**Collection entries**

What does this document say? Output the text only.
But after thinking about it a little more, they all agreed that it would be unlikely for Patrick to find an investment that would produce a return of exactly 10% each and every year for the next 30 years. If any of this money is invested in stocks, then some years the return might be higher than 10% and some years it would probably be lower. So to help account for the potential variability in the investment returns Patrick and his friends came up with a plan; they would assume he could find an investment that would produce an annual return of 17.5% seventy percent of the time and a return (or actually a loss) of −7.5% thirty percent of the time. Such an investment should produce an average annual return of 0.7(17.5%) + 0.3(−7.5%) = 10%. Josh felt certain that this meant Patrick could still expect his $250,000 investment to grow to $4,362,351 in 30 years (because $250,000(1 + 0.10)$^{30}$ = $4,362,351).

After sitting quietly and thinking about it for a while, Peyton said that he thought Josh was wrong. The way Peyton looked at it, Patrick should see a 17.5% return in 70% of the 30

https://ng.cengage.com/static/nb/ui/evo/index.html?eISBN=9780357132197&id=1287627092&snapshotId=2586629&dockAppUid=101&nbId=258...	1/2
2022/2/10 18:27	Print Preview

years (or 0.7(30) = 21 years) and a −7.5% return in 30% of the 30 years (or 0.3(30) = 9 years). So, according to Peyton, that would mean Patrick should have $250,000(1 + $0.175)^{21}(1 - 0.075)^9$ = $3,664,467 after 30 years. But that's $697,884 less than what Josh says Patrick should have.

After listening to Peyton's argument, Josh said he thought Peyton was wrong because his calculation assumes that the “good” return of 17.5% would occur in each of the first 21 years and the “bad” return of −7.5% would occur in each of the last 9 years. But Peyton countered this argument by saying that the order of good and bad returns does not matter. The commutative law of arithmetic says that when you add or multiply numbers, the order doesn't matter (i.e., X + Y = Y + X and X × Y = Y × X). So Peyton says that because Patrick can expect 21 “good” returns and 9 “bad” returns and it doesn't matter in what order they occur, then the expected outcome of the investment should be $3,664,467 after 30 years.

**JOB**
Repeat every entry word for word.

**RESPONSE TO THIS EXERCISE**
What does this document say? Output the text only.
But after thinking about it a little more, they all agreed that it would be unlikely for Patrick to find an investment that would produce a return of exactly 10% each and every year for the next 30 years. If any of this money is invested in stocks, then some years the return might be higher than 10% and some years it would probably be lower. So to help account for the potential variability in the investment returns Patrick and his friends came up with a plan; they would assume he could find an investment that would produce an annual return of 17.5% seventy percent of the time and a return (or actually a loss) of −7.5% thirty percent of the time. Such an investment should produce an average annual return of 0.7(17.5%) + 0.3(−7.5%) = 10%. Josh felt certain that this meant Patrick could still expect his $250,000 investment to grow to $4,362,351 in 30 years (because $250,000(1 + 0.10)$^{30}$ = $4,362,351).

After sitting quietly and thinking about it for a while, Peyton said that he thought Josh was wrong. The way Peyton looked at it, Patrick should see a 17.5% return in 70% of the 30

https://ng.cengage.com/static/nb/ui/evo/index.html?eISBN=9780357132197&id=1287627092&snapshotId=2586629&dockAppUid=101&nbId=258...	1/2
2022/2/10 18:27	Print Preview

years (or 0.7(30) = 21 years) and a −7.5% return in 30% of the 30 years (or 0.3(30) = 9 years). So, according to Peyton, that would mean Patrick should have $250,000(1 + $0.175)^{21}(1 - 0.075)^9$ = $3,664,467 after 30 years. But that's $697,884 less than what Josh says Patrick should have.

After listening to Peyton's argument, Josh said he thought Peyton was wrong because his calculation assumes that the “good” return of 17.5% would occur in each of the first 21 years and the “bad” return of −7.5% would occur in each of the last 9 years. But Peyton countered this argument by saying that the order of good and bad returns does not matter. The commutative law of arithmetic says that when you add or multiply numbers, the order doesn't matter (i.e., X + Y = Y + X and X × Y = Y × X). So Peyton says that because Patrick can expect 21 “good” returns and 9 “bad” returns and it doesn't matter in what order they occur, then the expected outcome of the investment should be $3,664,467 after 30 years.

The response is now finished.